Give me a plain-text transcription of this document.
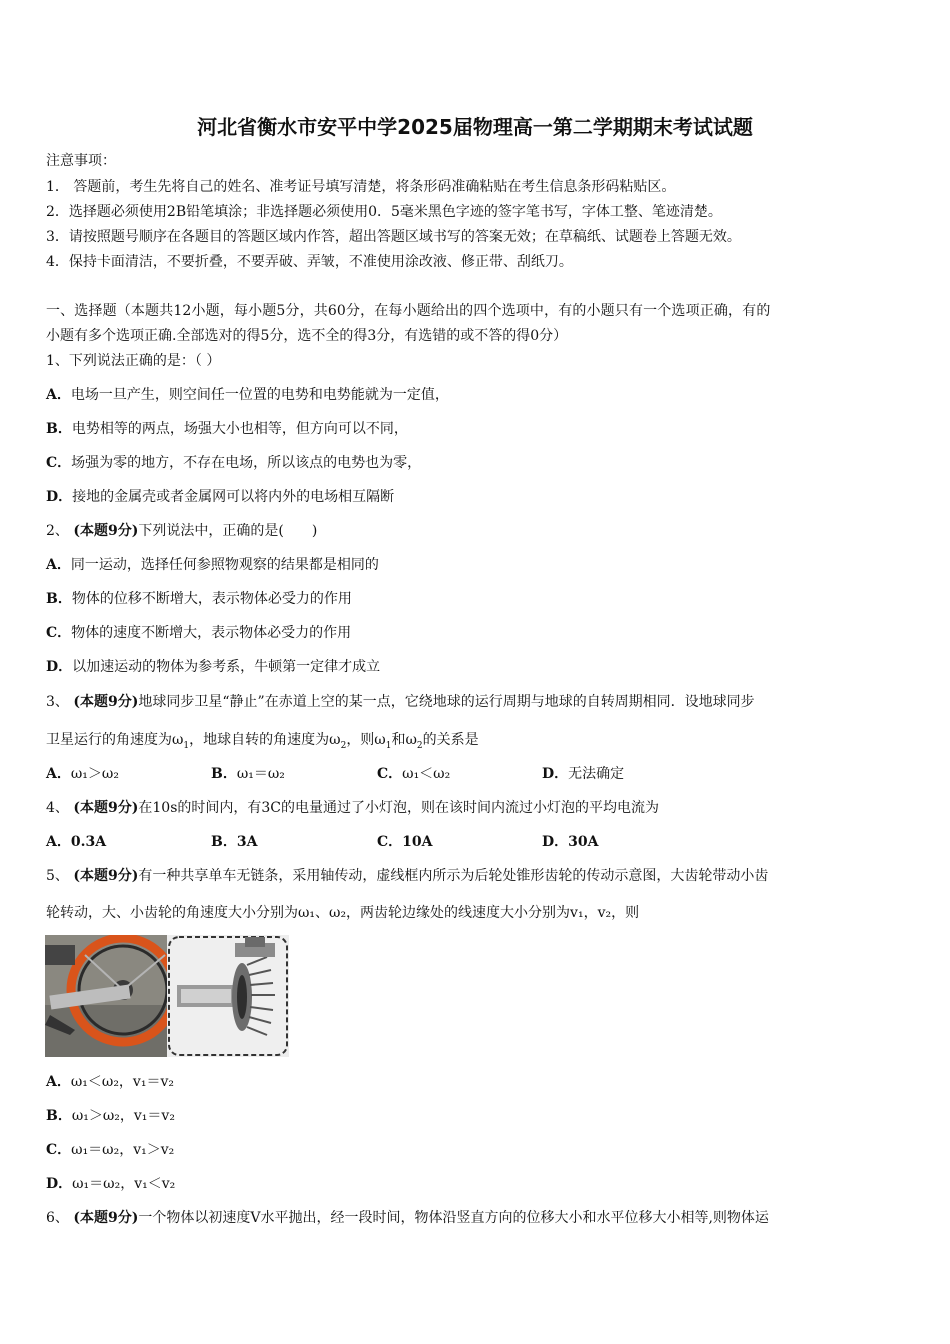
河北省衡水市安平中学2025届物理高一第二学期期末考试试题
注意事项：
1． 答题前，考生先将自己的姓名、准考证号填写清楚，将条形码准确粘贴在考生信息条形码粘贴区。
2．选择题必须使用2B铅笔填涂；非选择题必须使用0．5毫米黑色字迹的签字笔书写，字体工整、笔迹清楚。
3．请按照题号顺序在各题目的答题区域内作答，超出答题区域书写的答案无效；在草稿纸、试题卷上答题无效。
4．保持卡面清洁，不要折叠，不要弄破、弄皱，不准使用涂改液、修正带、刮纸刀。
一、选择题（本题共12小题，每小题5分，共60分，在每小题给出的四个选项中，有的小题只有一个选项正确，有的
小题有多个选项正确.全部选对的得5分，选不全的得3分，有选错的或不答的得0分）
1、下列说法正确的是：（ ）
A．电场一旦产生，则空间任一位置的电势和电势能就为一定值，
B．电势相等的两点，场强大小也相等，但方向可以不同，
C．场强为零的地方，不存在电场，所以该点的电势也为零，
D．接地的金属壳或者金属网可以将内外的电场相互隔断
2、 (本题9分)下列说法中，正确的是(　　)
A．同一运动，选择任何参照物观察的结果都是相同的
B．物体的位移不断增大，表示物体必受力的作用
C．物体的速度不断增大，表示物体必受力的作用
D．以加速运动的物体为参考系，牛顿第一定律才成立
3、 (本题9分)地球同步卫星“静止”在赤道上空的某一点，它绕地球的运行周期与地球的自转周期相同．设地球同步
卫星运行的角速度为$\omega_1$，地球自转的角速度为$\omega_2$，则$\omega_1$和$\omega_2$的关系是
A．ω₁＞ω₂	B．ω₁＝ω₂	C．ω₁＜ω₂	D．无法确定
4、 (本题9分)在10s的时间内，有3C的电量通过了小灯泡，则在该时间内流过小灯泡的平均电流为
A．0.3A	B．3A	C．10A	D．30A
5、 (本题9分)有一种共享单车无链条，采用轴传动，虚线框内所示为后轮处锥形齿轮的传动示意图，大齿轮带动小齿
轮转动，大、小齿轮的角速度大小分别为ω₁、ω₂，两齿轮边缘处的线速度大小分别为v₁，v₂，则
A．ω₁＜ω₂，v₁＝v₂
B．ω₁＞ω₂，v₁＝v₂
C．ω₁＝ω₂，v₁＞v₂
D．ω₁＝ω₂，v₁＜v₂
6、 (本题9分)一个物体以初速度V水平抛出，经一段时间，物体沿竖直方向的位移大小和水平位移大小相等,则物体运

******************************

The records above need to be restated word for word, with the pictures left out.

Give me a plain-text transcription of this document.
河北省衡水市安平中学2025届物理高一第二学期期末考试试题
注意事项：
1． 答题前，考生先将自己的姓名、准考证号填写清楚，将条形码准确粘贴在考生信息条形码粘贴区。
2．选择题必须使用2B铅笔填涂；非选择题必须使用0．5毫米黑色字迹的签字笔书写，字体工整、笔迹清楚。
3．请按照题号顺序在各题目的答题区域内作答，超出答题区域书写的答案无效；在草稿纸、试题卷上答题无效。
4．保持卡面清洁，不要折叠，不要弄破、弄皱，不准使用涂改液、修正带、刮纸刀。
一、选择题（本题共12小题，每小题5分，共60分，在每小题给出的四个选项中，有的小题只有一个选项正确，有的
小题有多个选项正确.全部选对的得5分，选不全的得3分，有选错的或不答的得0分）
1、下列说法正确的是：（ ）
A．电场一旦产生，则空间任一位置的电势和电势能就为一定值，
B．电势相等的两点，场强大小也相等，但方向可以不同，
C．场强为零的地方，不存在电场，所以该点的电势也为零，
D．接地的金属壳或者金属网可以将内外的电场相互隔断
2、 (本题9分)下列说法中，正确的是(　　)
A．同一运动，选择任何参照物观察的结果都是相同的
B．物体的位移不断增大，表示物体必受力的作用
C．物体的速度不断增大，表示物体必受力的作用
D．以加速运动的物体为参考系，牛顿第一定律才成立
3、 (本题9分)地球同步卫星“静止”在赤道上空的某一点，它绕地球的运行周期与地球的自转周期相同．设地球同步
卫星运行的角速度为$\omega_1$，地球自转的角速度为$\omega_2$，则$\omega_1$和$\omega_2$的关系是
A．ω₁＞ω₂	B．ω₁＝ω₂	C．ω₁＜ω₂	D．无法确定
4、 (本题9分)在10s的时间内，有3C的电量通过了小灯泡，则在该时间内流过小灯泡的平均电流为
A．0.3A	B．3A	C．10A	D．30A
5、 (本题9分)有一种共享单车无链条，采用轴传动，虚线框内所示为后轮处锥形齿轮的传动示意图，大齿轮带动小齿
轮转动，大、小齿轮的角速度大小分别为ω₁、ω₂，两齿轮边缘处的线速度大小分别为v₁，v₂，则
A．ω₁＜ω₂，v₁＝v₂
B．ω₁＞ω₂，v₁＝v₂
C．ω₁＝ω₂，v₁＞v₂
D．ω₁＝ω₂，v₁＜v₂
6、 (本题9分)一个物体以初速度V水平抛出，经一段时间，物体沿竖直方向的位移大小和水平位移大小相等,则物体运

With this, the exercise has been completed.